Work instructions:
List every line below containing "image".

Extracted records:
######

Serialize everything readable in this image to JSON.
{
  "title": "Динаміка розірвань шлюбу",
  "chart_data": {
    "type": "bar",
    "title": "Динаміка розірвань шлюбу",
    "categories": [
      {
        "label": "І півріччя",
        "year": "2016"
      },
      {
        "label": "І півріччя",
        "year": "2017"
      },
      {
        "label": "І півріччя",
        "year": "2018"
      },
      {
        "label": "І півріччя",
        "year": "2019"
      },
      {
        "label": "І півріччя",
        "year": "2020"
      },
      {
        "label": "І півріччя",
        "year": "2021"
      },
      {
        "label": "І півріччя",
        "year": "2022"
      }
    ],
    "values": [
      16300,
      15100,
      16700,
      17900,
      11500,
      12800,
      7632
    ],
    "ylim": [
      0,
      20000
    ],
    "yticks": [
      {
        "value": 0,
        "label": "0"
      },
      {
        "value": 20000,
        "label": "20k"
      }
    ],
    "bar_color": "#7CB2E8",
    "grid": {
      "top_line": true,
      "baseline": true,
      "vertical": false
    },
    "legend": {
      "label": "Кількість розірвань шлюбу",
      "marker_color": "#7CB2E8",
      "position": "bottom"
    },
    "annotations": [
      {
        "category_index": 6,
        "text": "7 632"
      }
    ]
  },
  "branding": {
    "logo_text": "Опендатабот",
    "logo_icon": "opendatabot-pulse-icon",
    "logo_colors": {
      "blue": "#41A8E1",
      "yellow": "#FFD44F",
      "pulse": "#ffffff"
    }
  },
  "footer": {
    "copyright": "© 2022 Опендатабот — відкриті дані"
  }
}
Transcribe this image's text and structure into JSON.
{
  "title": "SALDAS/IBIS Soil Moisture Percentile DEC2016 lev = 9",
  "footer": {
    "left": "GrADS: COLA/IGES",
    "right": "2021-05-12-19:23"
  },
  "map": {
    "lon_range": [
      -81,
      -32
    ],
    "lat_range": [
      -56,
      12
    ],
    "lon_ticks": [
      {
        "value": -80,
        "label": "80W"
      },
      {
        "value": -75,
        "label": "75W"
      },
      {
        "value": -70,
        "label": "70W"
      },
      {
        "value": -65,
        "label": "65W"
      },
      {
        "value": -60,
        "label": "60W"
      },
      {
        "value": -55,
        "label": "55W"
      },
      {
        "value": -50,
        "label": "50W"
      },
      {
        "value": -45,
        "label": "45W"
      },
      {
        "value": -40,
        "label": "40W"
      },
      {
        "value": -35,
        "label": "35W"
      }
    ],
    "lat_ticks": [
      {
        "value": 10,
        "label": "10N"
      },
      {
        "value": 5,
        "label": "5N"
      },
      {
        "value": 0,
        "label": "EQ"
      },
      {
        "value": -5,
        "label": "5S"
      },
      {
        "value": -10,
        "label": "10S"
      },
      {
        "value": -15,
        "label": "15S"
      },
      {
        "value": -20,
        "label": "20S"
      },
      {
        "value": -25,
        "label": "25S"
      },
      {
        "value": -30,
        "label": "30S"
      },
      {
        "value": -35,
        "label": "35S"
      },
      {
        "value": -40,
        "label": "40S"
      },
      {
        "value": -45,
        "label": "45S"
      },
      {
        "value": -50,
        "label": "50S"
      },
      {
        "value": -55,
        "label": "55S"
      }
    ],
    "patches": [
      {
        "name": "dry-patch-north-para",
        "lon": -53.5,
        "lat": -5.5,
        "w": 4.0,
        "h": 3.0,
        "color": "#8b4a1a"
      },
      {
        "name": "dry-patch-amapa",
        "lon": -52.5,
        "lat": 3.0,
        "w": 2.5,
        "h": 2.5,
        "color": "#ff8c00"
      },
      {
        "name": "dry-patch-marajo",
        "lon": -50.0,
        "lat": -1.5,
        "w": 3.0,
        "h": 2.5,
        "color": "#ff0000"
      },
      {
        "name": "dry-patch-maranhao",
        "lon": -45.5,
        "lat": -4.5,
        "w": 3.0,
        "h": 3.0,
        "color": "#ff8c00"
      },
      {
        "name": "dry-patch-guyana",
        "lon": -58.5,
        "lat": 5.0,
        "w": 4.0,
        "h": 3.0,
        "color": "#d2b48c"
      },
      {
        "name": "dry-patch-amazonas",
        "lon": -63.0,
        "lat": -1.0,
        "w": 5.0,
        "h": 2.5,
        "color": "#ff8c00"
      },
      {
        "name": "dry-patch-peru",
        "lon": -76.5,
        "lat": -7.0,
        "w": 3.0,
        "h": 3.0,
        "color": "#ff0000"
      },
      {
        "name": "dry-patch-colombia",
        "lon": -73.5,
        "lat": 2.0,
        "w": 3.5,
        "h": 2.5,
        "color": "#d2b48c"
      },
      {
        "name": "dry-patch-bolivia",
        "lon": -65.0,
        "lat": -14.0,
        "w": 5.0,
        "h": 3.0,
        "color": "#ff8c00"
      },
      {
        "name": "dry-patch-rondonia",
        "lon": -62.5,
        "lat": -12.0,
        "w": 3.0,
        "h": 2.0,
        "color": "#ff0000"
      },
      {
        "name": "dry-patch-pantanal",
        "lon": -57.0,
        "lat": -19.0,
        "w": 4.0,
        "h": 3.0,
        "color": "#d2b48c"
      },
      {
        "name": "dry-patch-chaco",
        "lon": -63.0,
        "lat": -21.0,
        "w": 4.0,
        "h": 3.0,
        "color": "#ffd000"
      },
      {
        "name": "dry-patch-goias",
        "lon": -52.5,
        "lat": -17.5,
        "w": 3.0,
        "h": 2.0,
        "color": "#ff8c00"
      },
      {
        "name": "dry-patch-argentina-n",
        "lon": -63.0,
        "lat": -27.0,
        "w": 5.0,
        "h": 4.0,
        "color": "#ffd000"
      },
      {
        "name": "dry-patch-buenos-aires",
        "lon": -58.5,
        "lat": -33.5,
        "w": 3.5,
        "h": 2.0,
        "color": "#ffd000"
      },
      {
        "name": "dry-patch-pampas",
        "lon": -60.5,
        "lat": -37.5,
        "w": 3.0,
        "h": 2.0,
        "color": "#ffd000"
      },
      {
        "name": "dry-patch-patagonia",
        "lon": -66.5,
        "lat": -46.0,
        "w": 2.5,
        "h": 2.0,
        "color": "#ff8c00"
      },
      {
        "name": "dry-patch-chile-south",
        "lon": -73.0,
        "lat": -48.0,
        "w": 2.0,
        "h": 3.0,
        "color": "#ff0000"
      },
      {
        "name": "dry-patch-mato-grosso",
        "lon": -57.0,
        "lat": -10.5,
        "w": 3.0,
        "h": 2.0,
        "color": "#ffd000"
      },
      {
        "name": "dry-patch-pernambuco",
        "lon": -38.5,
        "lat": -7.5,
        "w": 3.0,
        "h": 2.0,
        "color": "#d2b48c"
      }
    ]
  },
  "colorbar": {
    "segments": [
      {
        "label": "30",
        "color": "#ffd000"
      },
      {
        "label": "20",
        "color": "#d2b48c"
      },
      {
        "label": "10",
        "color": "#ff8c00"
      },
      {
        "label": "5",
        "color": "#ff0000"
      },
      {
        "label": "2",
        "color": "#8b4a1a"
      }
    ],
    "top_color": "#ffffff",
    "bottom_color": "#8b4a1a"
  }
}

######

Task result:
Serialize everything readable in this image to JSON.
Transcribe this image's text and structure into JSON.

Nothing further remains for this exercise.